## RECORDS SUPPLIED
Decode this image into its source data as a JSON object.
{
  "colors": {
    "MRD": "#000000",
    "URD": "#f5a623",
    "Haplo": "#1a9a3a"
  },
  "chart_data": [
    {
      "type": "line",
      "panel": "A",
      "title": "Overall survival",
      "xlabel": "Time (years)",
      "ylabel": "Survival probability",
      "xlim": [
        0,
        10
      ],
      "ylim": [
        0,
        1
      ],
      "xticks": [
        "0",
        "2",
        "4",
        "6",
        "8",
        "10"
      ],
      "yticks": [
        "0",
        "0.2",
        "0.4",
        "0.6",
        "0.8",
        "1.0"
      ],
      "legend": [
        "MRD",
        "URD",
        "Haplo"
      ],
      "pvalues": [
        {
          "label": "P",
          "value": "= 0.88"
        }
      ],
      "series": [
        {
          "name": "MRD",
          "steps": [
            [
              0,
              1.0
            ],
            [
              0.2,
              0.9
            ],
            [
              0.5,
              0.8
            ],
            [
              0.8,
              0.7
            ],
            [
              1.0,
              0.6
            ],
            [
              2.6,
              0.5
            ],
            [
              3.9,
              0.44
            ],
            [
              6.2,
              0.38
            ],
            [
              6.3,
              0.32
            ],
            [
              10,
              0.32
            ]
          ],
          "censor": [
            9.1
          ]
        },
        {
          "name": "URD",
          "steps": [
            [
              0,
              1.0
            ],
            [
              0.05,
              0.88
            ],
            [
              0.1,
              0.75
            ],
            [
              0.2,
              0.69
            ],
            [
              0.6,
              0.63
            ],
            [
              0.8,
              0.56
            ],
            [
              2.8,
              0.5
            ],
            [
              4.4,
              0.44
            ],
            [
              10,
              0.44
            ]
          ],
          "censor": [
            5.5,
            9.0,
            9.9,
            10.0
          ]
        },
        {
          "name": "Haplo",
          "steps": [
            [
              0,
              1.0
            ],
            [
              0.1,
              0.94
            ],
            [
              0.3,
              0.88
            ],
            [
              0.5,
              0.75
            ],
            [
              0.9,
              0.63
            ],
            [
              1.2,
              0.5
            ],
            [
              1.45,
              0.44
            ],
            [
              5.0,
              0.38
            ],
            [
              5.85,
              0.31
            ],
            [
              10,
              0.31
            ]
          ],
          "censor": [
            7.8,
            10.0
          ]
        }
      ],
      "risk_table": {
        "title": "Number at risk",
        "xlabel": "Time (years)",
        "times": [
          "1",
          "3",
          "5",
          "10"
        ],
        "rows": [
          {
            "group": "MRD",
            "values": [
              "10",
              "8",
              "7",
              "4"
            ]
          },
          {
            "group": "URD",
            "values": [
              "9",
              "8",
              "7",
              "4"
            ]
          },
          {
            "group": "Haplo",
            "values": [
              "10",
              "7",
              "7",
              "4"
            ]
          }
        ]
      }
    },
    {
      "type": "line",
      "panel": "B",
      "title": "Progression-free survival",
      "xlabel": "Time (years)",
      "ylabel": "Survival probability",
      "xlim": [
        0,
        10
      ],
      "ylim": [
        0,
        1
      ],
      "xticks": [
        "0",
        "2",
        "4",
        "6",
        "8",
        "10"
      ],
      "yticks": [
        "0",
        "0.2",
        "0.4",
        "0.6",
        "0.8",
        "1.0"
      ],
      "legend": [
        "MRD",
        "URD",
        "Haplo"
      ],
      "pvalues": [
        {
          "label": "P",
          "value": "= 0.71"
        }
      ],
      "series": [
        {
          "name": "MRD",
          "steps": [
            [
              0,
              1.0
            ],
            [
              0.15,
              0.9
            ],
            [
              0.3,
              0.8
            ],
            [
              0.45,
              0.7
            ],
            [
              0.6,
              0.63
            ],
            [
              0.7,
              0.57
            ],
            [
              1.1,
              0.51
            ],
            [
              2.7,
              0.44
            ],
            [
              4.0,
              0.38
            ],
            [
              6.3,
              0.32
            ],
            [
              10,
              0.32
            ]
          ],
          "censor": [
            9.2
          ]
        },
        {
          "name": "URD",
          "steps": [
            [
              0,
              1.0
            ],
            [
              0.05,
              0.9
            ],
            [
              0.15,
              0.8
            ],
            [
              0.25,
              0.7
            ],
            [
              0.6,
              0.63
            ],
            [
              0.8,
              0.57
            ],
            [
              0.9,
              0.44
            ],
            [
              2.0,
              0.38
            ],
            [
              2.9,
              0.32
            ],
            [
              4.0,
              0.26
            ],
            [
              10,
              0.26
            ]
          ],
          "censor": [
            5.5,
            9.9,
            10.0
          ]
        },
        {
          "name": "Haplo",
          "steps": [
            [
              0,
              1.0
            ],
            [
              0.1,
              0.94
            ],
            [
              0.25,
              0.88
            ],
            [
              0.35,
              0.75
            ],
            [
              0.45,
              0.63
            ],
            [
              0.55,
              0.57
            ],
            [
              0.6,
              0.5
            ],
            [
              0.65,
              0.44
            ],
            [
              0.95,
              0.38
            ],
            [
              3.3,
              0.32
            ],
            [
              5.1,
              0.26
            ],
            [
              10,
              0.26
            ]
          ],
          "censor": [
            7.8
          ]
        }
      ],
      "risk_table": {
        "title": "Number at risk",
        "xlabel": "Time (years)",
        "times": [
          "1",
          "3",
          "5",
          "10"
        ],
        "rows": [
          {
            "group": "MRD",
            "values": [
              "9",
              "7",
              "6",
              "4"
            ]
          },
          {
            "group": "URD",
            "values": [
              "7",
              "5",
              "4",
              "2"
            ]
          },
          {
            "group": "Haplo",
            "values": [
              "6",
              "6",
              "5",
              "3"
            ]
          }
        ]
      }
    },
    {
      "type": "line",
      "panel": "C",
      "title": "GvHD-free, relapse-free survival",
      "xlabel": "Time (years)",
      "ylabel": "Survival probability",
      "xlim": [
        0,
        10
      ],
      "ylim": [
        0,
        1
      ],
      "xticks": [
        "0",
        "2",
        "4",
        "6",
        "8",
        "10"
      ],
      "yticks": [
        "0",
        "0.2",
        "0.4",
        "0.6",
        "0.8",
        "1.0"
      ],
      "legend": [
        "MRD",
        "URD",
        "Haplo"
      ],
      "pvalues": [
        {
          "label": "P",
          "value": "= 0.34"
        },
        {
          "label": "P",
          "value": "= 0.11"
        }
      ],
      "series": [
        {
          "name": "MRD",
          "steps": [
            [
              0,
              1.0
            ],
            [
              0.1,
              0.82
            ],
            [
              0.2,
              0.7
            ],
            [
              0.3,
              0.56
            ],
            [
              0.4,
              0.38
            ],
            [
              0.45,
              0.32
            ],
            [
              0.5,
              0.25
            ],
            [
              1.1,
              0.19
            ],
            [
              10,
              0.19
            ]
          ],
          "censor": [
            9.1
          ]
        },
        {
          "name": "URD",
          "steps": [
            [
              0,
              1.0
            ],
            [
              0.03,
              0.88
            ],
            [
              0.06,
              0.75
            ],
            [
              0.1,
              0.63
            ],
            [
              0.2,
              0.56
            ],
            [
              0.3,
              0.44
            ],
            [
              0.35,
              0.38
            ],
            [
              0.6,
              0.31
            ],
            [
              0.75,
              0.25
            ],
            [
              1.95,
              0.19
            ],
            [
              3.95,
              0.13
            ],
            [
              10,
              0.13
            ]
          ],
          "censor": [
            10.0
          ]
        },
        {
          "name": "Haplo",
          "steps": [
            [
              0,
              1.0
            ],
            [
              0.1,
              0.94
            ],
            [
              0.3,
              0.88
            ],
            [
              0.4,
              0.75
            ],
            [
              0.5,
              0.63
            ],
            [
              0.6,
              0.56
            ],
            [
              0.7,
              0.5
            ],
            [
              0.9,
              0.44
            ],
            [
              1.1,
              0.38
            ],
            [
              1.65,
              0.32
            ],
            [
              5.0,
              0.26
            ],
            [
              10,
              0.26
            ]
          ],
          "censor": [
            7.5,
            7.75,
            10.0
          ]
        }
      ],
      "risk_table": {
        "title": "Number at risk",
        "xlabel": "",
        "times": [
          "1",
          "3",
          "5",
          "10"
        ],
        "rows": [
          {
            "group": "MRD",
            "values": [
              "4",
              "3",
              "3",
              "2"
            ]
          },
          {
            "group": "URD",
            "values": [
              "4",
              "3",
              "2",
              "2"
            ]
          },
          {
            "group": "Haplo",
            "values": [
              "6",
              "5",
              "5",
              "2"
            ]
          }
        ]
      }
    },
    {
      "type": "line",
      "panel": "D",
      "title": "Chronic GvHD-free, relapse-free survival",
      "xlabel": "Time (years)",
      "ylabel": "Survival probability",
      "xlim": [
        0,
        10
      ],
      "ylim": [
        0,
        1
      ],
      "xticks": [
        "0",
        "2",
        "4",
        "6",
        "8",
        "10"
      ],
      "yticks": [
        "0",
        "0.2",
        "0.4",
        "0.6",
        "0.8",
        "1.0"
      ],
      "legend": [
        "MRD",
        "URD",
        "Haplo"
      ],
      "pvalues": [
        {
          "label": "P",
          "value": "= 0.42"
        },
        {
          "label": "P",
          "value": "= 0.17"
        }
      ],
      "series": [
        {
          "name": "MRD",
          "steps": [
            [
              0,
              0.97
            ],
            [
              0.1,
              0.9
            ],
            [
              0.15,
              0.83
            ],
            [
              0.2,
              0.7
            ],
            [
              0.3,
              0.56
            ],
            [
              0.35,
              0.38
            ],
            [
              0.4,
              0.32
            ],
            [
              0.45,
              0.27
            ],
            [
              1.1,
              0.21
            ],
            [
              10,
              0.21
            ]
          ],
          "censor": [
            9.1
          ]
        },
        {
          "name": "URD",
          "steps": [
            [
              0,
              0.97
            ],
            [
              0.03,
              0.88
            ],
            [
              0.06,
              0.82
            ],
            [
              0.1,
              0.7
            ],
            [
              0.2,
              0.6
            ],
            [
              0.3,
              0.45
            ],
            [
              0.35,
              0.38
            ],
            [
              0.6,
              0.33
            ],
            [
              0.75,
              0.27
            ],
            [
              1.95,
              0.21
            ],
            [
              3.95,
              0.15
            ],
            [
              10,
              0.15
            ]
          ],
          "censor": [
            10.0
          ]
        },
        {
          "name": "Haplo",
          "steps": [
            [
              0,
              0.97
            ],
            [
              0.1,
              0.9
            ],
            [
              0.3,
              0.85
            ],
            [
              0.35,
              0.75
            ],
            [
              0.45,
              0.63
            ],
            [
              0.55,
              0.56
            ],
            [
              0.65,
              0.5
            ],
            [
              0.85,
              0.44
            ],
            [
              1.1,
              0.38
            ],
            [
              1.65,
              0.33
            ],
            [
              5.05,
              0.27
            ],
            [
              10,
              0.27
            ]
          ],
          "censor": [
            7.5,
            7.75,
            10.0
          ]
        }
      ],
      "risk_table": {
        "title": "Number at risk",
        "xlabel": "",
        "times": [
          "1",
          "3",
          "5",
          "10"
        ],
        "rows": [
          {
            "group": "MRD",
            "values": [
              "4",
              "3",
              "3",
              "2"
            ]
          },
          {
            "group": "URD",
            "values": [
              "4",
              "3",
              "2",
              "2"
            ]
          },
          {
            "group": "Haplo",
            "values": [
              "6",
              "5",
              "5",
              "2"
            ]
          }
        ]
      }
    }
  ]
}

## YOUR TASK
Check every line in the material above for the string "relapse", then give only the number of lines that have it.

## FINISHED TASK
2